> [Records for processing]:
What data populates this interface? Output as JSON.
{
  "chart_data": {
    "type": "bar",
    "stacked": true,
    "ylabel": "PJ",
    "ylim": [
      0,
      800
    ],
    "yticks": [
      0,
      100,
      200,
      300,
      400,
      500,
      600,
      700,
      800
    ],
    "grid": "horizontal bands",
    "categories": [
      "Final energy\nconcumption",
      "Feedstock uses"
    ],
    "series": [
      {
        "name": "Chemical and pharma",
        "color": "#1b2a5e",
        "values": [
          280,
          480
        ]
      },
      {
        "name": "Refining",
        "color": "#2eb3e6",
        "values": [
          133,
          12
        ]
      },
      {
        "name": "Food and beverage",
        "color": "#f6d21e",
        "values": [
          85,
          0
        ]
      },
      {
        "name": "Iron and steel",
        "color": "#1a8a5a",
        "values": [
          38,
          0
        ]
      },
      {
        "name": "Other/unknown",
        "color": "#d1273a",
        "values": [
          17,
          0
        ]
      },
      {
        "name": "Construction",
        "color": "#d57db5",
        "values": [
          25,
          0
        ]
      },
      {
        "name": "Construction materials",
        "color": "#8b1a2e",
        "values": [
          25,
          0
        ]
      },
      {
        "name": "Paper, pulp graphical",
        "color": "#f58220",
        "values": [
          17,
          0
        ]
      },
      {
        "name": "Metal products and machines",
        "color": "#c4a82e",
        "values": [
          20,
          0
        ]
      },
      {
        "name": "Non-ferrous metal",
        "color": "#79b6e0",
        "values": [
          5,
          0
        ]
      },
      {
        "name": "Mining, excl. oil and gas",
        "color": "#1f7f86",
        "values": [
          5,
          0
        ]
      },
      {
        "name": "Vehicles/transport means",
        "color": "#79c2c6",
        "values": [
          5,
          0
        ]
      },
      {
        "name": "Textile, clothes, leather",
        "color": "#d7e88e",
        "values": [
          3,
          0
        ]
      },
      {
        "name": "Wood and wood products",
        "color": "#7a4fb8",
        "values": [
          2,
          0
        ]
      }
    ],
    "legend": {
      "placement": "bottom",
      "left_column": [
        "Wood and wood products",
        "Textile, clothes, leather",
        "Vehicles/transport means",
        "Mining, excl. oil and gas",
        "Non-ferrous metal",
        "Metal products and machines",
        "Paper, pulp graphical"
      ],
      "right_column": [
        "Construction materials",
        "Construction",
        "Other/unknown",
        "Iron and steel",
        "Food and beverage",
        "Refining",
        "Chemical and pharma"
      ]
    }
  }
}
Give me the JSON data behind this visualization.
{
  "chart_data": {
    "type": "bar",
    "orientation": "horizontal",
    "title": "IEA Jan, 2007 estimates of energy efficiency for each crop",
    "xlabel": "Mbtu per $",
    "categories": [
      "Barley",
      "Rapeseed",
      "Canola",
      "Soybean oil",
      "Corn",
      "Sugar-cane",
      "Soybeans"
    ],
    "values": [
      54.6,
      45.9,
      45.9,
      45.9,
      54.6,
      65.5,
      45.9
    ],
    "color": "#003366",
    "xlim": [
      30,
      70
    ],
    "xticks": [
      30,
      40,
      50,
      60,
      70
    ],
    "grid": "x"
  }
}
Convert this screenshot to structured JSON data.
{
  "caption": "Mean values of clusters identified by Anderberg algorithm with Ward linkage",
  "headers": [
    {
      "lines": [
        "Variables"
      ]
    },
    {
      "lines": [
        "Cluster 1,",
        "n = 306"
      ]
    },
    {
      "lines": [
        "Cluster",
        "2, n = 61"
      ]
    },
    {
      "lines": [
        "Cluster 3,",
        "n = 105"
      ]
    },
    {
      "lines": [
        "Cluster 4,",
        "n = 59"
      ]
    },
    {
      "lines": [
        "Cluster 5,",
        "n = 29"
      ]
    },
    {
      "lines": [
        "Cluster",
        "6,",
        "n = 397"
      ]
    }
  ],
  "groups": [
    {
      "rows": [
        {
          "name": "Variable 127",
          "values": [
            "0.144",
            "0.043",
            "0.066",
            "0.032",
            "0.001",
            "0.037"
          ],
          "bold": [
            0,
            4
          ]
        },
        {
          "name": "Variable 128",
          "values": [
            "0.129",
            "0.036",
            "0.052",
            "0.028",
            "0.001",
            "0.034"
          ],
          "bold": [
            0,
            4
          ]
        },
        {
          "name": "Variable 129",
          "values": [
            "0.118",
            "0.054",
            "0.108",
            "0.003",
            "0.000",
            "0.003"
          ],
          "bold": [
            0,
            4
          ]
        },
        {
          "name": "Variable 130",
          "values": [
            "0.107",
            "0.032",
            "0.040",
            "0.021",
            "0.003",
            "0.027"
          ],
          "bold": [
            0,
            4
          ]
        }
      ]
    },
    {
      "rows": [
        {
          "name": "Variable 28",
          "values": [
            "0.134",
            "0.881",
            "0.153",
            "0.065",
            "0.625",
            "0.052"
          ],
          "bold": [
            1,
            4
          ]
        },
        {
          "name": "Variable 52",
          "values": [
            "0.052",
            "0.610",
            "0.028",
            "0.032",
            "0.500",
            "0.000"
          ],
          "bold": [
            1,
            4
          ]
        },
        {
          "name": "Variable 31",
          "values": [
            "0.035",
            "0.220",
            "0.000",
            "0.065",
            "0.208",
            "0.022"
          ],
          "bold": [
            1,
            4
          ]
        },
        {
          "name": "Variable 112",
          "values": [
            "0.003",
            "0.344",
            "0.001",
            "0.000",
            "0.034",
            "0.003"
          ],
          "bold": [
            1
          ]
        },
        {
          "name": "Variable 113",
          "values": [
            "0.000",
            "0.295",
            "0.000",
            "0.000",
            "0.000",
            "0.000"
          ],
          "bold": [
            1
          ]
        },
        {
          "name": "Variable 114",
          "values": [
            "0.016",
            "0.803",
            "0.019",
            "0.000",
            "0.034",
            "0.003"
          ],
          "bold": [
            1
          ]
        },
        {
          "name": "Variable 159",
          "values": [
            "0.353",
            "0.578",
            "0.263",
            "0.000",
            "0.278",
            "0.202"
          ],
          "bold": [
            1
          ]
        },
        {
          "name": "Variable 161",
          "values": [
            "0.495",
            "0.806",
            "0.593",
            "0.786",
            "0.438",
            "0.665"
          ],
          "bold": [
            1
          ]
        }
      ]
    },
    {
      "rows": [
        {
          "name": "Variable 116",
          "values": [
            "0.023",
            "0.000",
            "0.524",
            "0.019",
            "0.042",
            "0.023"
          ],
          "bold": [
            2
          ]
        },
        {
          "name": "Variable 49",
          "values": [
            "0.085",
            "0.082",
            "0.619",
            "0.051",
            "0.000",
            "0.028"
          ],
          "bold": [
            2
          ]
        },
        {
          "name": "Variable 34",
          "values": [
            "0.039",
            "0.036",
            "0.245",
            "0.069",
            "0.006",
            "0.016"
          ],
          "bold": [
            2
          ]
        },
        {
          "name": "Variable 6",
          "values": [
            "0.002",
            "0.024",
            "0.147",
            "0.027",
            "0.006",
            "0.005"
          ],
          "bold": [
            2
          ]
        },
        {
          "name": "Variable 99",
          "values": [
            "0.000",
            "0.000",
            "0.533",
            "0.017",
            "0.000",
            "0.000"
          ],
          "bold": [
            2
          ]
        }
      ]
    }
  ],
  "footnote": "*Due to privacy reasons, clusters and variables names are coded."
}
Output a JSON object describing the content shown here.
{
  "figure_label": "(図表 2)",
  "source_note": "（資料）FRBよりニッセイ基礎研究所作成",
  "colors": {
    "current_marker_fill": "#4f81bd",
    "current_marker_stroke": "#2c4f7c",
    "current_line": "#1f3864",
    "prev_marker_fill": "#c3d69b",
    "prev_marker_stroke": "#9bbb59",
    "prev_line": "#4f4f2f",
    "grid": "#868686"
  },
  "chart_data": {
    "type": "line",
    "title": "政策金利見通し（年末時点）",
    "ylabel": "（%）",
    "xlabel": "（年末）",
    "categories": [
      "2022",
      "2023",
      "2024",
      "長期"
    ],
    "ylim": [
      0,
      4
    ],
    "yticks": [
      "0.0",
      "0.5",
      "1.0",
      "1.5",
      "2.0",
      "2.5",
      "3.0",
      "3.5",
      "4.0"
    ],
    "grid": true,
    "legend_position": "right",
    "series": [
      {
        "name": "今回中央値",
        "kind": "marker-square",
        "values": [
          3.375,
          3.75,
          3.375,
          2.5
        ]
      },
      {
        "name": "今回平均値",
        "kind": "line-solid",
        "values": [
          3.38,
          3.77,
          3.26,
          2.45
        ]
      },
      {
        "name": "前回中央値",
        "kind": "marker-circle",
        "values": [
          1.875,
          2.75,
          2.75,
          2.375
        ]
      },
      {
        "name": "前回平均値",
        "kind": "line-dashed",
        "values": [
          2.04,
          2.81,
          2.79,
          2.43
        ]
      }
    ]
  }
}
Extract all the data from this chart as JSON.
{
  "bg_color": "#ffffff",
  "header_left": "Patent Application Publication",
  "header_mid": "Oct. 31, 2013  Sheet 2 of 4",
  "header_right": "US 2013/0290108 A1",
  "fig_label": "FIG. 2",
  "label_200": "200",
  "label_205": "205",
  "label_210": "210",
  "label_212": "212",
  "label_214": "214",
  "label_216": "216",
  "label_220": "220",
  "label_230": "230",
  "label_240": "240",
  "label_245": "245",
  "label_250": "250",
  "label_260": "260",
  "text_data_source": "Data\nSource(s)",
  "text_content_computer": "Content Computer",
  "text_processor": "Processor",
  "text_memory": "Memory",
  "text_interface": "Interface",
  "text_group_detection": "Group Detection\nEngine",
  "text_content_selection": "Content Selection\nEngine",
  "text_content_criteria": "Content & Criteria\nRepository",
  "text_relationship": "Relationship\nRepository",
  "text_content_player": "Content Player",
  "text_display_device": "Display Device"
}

> [Problem requirements]:
Return every line containing "clusters".

> [Exercise response]:
  "caption": "Mean values of clusters identified by Anderberg algorithm with Ward linkage",
  "footnote": "*Due to privacy reasons, clusters and variables names are coded."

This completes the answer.